[Records about charts and figures]
----

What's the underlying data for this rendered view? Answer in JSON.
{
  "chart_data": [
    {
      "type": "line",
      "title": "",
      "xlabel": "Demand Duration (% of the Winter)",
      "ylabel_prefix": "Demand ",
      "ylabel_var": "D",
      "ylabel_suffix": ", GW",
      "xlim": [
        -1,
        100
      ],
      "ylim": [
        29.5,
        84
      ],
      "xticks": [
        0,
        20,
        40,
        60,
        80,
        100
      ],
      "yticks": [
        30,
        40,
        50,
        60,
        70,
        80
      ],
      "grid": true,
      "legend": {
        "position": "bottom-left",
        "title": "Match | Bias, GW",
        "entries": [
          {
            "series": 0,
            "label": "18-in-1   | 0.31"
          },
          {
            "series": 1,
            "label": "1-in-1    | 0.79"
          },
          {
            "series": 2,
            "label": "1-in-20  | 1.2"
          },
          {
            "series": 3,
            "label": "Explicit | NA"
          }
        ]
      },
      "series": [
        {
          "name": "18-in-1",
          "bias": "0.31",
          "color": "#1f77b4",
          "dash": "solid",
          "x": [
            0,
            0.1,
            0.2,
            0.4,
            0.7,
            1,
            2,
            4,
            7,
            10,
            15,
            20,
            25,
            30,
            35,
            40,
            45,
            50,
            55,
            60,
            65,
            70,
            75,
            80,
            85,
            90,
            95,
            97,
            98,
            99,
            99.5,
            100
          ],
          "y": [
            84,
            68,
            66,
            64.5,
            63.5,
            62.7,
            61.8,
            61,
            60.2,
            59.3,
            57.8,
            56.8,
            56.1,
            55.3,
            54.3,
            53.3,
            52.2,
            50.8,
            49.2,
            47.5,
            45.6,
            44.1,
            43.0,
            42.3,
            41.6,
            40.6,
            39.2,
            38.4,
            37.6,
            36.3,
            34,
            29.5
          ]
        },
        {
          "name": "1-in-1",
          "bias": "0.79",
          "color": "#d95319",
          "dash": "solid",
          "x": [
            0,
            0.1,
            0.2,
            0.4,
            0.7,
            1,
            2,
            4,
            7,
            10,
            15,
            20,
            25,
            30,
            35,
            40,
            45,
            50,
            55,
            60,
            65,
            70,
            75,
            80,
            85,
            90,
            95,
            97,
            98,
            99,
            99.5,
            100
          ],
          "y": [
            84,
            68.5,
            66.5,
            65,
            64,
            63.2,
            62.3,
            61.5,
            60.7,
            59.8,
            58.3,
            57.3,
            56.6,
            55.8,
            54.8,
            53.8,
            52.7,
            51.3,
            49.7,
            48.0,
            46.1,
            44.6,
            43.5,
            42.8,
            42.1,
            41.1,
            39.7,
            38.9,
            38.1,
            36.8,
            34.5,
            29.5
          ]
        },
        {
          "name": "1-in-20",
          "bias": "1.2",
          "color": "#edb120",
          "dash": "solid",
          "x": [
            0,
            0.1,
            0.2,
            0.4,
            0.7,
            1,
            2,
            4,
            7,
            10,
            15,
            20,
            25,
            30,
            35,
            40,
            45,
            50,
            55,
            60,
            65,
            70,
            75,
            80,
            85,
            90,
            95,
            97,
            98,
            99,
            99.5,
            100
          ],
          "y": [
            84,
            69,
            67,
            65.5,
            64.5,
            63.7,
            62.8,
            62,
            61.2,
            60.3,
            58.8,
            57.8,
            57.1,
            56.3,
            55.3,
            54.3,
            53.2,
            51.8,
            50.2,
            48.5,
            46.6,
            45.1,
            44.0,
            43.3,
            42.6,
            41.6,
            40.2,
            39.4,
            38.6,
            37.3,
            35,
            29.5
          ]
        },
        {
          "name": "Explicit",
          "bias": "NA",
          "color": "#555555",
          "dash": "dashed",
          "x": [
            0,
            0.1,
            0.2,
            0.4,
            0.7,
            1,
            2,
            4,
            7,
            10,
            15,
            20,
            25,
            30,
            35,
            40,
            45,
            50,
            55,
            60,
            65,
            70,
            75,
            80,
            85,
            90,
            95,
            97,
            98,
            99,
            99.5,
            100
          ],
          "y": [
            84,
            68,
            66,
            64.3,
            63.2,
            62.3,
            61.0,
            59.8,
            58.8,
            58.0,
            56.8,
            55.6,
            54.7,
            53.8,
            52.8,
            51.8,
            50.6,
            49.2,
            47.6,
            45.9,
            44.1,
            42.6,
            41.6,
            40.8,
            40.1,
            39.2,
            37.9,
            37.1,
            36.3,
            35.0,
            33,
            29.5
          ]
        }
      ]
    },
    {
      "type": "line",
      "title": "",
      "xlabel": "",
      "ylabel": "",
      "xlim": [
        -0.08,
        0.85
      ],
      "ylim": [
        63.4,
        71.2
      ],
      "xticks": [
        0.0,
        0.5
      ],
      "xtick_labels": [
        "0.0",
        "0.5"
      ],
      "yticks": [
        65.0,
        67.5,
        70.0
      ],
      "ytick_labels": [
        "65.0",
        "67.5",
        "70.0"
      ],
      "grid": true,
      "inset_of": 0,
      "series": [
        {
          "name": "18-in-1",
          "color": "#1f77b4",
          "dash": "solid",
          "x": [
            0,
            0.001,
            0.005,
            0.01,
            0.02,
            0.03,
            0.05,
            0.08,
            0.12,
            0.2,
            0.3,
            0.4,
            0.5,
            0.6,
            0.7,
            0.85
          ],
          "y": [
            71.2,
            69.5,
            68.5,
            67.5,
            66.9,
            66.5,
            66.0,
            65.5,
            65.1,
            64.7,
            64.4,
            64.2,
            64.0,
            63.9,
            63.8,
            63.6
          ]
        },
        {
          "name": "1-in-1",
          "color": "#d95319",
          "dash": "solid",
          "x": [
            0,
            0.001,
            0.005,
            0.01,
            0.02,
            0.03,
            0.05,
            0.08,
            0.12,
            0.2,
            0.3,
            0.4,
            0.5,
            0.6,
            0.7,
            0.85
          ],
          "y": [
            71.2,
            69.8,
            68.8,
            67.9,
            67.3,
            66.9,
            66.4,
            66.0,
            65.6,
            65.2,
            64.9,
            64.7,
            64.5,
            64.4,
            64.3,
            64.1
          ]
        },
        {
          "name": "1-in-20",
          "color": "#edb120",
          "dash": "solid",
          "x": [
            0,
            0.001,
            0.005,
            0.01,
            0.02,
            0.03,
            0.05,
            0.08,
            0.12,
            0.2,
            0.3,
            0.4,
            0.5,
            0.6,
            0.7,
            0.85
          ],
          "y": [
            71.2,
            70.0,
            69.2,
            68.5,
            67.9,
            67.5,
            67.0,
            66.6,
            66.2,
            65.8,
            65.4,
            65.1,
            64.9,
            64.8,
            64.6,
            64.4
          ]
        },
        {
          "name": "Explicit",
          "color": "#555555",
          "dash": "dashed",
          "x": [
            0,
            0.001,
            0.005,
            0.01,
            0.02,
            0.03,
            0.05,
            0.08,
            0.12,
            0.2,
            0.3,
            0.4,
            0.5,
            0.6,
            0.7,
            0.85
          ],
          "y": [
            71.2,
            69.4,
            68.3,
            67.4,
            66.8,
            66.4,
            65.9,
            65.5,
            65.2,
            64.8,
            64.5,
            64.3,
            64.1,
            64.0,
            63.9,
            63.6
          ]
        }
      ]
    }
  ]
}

----

### SHORT PROBLEM
Pull out every line of the records that includes the string "Demand".

### TASK ANSWER
      "xlabel": "Demand Duration (% of the Winter)",
      "ylabel_prefix": "Demand ",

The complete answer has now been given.